Create local Spark cluster

export BASE_IMAGE_NAME=skeller88
infrastructure/scripts/docker/build_run_deploy_docker_image.sh spark infrastructure/spark/ False True

Start the spark cluster

docker-compose -f infrastructure/spark/docker-compose.yml up

Build dependencies

pip install -r ./requirements.txt -t ./pip_modules && jar -cvf pip_modules.jar -C ./pip_modules .
jar -cvf src.jar -C . .

Submit the job

/spark/bin/spark-submit \
--master spark://spark-master:7077 \
--packages 'databricks:spark-deep-learning:1.5.0-spark2.4-s_2.11' \
--py-files spark_dist/spark_submit-0.1-deps.zip,spark_dist/spark_submit-0.1.zip \
spark_driver.py data_engineering.spark_metadata_aggregator.py

Run on google cloud

gcloud compute instances create-with-container data-prep \
        --zone=us-west1-b \
        --container-image=$BASE_IMAGE_NAME/tensorflow-notebook \
        --container-mount-disk name=data-prep,mount-path=/data-prep,mode=rw \
        --maintenance-policy=TERMINATE \
        --machine-type=n1-standard-16 \
        --boot-disk-size=10GB \
        --create-disk name=big-earth-data-prep,mode=rw,size=100GB

Gcloud Spark cluster

Copy initialization scripts

gsutil cp gs://dataproc-initialization-actions/conda/bootstrap-conda.sh gs://sk_spark_ops
gsutil cp gs://dataproc-initialization-actions/conda/install-conda-env.sh gs://sk_spark_ops
gsutil cp /Users/shanekeller/Documents/big_earth_springboard_project/infrastructure/spark_dependencies/conda_environment.yml gs://sk_spark_ops
gsutil cp /Users/shanekeller/Documents/big_earth_springboard_project/infrastructure/spark_dependencies/create_spark_cluster.sh gs://sk_spark_ops
gcloud dataproc clusters create spark-cluster \
--initialization-actions \
gs://sk_spark_ops/create_spark_cluster.sh \
--num-masters=1 \
--num-workers=2 \
--num-preemptible-workers=2 \
--optional-components=ANACONDA \
--region=us-west1

Submit Dataproc job

gcloud dataproc jobs submit pyspark data_engineering/spark_metadata_aggregator.py --cluster=spark-cluster --region=us-west1

Model training

Add data to local disk

mkdir ~/jupyter_notebook_files/metadata mkdir ~/jupyter_notebook_files/raw_rgb mkdir ~/jupyter_notebook_files/raw_rgb/tiff gsutil cp -R gs://big_earth/raw_rgb/tiff/S2A_MSIL2A_20170613T101031_0_45 ~/jupyter_notebook_files/raw_rgb/tiff gsutil cp gs://big_earth/metadata/metadata_01.csv ~/jupyter_notebook_files/metadata gsutil cp -R gs://big_earth/metadata ~/jupyter_notebook_files

Run local tensorflow notebook

docker pull jupyter/tensorflow-notebook

# Don't add anything to the directory at first or you'll get permission errors:
# https://github.com/jupyter/docker-stacks/issues/542
mkdir ~/jupyter_notebook_files

docker run -it --rm -p 8888:8888 --volume ~/jupyter_notebook_files:/home/jovyan/work jupyter/tensorflow-notebook

Set up Google Cloud notebook

Deploy image infrastructure/scripts/docker/build_run_deploy_docker_image.sh tensorflow-notebook data_science/jupyter_notebook/ False True

Deploy notebook

# Notebook parameters
# export INPUT_NOTEBOOK_PATH="gs://my-bucket/input.ipynb"

Records of where elements appear:
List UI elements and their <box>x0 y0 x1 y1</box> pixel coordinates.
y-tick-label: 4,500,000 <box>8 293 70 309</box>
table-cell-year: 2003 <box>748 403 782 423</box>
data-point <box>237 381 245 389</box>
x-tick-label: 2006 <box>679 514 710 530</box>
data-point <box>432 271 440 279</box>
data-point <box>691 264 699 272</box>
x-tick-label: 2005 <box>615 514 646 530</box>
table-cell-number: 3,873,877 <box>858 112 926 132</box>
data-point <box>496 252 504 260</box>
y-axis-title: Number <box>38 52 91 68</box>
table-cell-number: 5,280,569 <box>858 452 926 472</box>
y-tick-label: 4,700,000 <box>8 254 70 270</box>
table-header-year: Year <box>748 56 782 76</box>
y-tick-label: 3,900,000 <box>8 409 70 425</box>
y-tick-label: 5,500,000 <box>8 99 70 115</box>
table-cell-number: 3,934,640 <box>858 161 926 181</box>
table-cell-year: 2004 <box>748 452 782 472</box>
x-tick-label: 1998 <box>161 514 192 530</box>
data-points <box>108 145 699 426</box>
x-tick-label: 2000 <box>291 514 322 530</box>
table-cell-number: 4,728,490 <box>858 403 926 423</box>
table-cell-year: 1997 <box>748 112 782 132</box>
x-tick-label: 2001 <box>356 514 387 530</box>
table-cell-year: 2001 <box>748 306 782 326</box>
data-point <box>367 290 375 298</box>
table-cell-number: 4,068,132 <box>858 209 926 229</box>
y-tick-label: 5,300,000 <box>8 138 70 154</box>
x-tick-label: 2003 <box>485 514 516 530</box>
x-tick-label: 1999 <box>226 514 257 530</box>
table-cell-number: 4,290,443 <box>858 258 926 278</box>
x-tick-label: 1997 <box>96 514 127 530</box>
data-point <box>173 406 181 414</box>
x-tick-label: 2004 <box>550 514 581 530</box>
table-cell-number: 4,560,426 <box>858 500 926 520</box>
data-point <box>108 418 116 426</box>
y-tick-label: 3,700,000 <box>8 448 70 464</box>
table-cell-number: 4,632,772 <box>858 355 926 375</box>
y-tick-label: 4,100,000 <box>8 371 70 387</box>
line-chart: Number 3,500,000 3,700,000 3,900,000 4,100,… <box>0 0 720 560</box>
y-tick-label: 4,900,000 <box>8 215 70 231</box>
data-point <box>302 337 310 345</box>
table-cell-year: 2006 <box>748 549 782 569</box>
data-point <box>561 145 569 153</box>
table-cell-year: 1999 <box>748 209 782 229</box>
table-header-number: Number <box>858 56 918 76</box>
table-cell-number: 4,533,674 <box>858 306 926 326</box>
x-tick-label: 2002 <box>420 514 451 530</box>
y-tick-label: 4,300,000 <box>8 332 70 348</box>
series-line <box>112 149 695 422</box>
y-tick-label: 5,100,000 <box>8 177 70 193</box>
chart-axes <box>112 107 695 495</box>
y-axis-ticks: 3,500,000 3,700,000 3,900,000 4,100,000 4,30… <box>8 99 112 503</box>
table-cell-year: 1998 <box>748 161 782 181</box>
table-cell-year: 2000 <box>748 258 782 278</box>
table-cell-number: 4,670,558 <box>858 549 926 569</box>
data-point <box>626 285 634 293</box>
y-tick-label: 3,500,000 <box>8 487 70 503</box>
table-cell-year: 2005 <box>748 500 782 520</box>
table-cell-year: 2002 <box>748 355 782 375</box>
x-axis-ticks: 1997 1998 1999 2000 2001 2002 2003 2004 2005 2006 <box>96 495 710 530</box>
---
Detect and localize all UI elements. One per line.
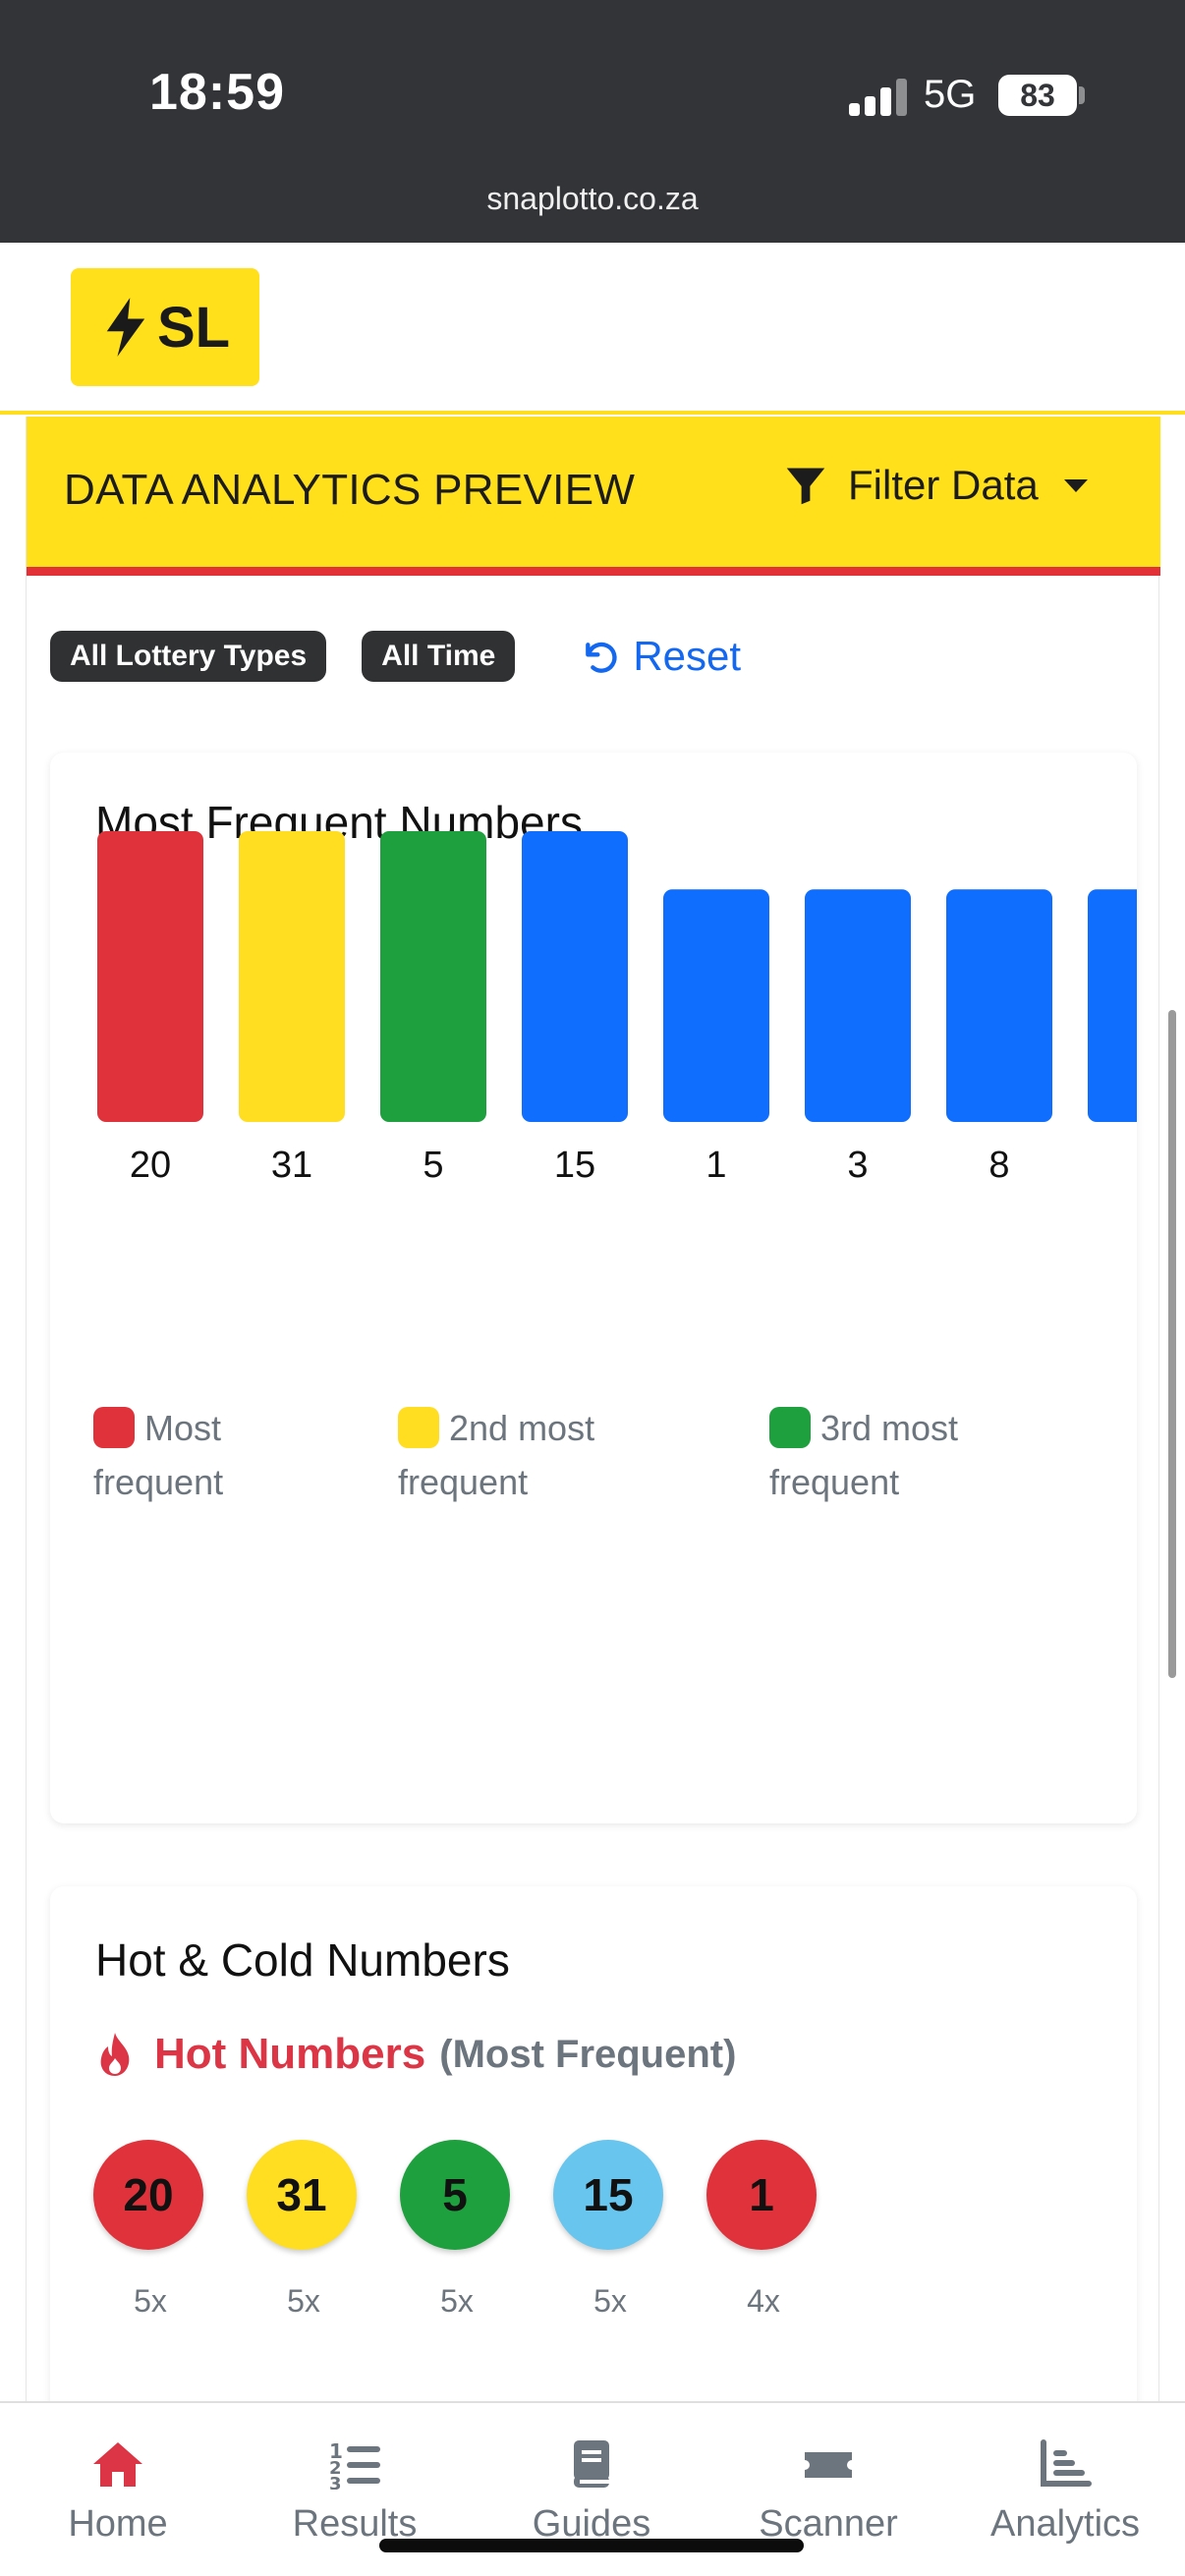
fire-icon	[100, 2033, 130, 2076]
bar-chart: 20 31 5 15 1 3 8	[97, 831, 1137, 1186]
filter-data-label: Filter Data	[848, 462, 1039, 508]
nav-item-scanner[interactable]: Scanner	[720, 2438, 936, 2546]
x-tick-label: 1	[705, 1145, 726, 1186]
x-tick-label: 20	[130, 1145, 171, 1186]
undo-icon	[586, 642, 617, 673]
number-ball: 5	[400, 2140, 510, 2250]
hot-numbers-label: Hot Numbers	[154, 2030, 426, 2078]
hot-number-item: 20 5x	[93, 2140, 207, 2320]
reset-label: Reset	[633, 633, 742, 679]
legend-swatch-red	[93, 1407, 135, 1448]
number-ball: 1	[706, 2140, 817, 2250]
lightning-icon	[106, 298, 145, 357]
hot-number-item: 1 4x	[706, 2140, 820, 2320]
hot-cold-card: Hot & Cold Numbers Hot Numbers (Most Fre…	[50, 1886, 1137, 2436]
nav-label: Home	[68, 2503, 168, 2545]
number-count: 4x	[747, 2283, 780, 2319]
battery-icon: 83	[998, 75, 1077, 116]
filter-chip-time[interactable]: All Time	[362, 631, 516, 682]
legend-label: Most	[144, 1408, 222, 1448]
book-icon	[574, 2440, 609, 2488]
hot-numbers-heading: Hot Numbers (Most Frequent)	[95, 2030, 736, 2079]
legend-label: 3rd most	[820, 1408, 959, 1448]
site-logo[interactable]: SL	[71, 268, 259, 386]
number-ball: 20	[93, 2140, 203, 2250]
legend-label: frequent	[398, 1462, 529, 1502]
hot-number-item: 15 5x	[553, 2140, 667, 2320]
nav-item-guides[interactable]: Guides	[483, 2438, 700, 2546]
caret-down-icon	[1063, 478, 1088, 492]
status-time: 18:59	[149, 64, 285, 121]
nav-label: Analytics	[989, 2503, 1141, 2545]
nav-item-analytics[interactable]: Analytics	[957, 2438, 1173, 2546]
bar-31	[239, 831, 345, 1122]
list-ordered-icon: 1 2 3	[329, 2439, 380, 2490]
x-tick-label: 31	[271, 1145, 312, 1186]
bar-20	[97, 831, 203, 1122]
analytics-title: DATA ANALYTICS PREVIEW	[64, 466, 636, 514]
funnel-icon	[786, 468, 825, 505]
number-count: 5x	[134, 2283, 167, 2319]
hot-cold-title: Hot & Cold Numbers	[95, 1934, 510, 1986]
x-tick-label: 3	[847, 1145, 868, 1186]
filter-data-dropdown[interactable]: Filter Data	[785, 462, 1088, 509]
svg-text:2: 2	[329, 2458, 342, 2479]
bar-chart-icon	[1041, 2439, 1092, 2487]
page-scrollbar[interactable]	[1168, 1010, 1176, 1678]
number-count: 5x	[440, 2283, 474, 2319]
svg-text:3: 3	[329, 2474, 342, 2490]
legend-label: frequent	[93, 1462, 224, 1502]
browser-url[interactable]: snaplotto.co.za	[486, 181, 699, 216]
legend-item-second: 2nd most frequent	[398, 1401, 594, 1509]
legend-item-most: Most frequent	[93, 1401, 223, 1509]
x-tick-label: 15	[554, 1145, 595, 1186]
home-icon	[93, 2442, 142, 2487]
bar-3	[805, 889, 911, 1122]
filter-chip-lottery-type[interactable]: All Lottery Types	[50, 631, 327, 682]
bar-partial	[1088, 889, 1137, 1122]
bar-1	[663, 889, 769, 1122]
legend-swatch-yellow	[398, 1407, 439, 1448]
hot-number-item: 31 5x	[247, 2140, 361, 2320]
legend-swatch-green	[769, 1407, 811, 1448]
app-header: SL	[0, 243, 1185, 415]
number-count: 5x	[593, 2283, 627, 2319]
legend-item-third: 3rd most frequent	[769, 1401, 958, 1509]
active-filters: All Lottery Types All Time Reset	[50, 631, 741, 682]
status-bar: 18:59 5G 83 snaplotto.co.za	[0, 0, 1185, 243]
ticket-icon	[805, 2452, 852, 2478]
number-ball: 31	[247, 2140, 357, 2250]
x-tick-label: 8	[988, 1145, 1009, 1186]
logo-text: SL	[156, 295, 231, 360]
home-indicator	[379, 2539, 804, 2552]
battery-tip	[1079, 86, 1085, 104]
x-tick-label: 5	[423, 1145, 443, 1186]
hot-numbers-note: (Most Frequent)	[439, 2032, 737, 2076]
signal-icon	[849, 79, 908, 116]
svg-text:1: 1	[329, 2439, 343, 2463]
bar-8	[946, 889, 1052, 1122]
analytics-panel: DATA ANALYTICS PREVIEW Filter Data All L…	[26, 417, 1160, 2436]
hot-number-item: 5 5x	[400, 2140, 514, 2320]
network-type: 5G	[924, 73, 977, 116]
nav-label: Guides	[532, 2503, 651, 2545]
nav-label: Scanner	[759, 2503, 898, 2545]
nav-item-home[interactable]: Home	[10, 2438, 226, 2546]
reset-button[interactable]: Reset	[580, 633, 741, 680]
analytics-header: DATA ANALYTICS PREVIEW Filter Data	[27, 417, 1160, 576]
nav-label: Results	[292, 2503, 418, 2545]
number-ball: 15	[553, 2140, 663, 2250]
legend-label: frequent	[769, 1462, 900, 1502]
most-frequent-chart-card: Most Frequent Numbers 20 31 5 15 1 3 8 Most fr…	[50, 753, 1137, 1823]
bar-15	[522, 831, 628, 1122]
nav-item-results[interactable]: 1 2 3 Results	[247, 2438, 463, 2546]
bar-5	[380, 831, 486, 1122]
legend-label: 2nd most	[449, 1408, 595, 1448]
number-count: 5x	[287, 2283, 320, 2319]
--
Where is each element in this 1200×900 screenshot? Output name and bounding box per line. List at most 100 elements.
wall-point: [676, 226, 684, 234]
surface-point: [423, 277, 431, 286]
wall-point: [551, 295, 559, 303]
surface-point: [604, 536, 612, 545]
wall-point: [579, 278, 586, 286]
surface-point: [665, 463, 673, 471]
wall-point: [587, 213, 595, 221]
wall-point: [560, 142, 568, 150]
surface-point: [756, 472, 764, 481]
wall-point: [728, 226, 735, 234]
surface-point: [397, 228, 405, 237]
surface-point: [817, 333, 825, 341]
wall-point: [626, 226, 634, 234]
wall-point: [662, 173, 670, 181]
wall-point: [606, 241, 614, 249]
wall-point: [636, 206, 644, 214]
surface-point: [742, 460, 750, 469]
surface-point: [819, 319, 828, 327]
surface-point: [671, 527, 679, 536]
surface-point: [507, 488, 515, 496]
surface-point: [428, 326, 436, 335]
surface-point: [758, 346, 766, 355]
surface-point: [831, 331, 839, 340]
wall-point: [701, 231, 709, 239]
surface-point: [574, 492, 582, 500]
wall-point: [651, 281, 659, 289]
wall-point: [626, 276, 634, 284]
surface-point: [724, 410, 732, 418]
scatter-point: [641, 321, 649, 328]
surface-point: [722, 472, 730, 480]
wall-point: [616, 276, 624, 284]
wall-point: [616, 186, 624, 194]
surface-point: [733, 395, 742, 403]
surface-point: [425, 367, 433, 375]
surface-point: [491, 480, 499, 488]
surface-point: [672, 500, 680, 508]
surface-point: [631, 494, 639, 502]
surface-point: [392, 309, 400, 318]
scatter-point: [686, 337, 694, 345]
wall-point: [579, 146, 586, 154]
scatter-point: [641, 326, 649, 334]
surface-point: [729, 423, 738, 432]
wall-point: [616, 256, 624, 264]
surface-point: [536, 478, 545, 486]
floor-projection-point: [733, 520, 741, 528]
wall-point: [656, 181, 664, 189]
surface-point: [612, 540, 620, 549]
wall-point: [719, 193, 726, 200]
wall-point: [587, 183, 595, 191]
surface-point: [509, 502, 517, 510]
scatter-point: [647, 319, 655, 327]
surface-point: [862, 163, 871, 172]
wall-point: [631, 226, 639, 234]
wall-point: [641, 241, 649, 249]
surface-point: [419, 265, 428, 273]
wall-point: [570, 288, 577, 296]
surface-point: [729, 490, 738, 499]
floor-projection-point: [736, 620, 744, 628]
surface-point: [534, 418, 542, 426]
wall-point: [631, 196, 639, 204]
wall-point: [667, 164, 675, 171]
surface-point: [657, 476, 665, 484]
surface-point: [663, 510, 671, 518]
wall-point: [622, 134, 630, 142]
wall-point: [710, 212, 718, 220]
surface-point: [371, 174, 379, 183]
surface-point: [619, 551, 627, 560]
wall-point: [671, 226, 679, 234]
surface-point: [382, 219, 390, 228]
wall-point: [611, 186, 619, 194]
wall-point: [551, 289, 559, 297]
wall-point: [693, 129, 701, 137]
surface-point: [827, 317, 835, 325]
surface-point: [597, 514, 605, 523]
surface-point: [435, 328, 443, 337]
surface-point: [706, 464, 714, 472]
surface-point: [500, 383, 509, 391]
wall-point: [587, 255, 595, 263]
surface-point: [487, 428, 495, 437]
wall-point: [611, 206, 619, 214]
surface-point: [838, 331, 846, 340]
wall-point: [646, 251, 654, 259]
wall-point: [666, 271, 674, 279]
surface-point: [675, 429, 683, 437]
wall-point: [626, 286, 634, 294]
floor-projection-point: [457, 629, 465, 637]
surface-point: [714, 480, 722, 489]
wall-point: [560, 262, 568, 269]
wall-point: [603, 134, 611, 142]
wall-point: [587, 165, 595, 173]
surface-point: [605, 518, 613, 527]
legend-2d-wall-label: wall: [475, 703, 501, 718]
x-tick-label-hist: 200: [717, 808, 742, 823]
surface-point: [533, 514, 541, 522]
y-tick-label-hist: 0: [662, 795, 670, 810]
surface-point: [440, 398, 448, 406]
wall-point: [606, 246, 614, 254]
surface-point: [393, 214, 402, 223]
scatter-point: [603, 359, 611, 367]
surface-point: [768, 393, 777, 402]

Written problem 1 ▸ In the Spark setup notes, what machine type is given for the data-prep instance on Google Cloud?
Written problem 2 ▸ Translate this line from the Spark setup notes into Spanish: "Don't add anything to the directory at first or you'll get permission errors."
Written problem 3 ▸ Write what comes next in the Spark setup notes, picking up after the last line shown.

Exercise output 1 ▸ n1-standard-16

Exercise output 2 ▸ No agregues nada al directorio al principio o tendrás errores de permisos.

Exercise output 3 ▸
# export OUTPUT_NOTEBOOK_PATH="gs://my-bucket/output.ipynb"
# export PARAMETERS_FILE="params.yaml" # Optional
# export PARAMETERS="-p batch_size 128 -p epochs 40"  # Optional
# export STARTUP_SCRIPT="papermill ${INPUT_NOTEBOOK_PATH} ${OUTPUT_NOTEBOOK_PATH} -y ${PARAMETERS_FILE} ${PARAMETERS}"
# export STARTUP_SCRIPT="docker "

gcloud compute instances create notebook \
        --zone=us-west1-b \
        --image-project=$PROJECT_ID \
        --image=$BASE_IMAGE_NAME/tensorflow-notebook
        --accelerator=nvidia-tesla-k80
        --maintenance-policy=TERMINATE \
        --machine-type=n1-standard-4 \
        --boot-disk-size=50GB \

Ssh to instance and mount disk

# confirm the disk is attached to the instance
lsblk
sudo mkdir -p /mnt/ssd-persistent-disk-200gb
sudo mount /dev/sdb /mnt/ssd-persistent-disk-200gb

# If there are permissions issues with accessing the mounted disk, just give everyone all permissions
chmod 777 .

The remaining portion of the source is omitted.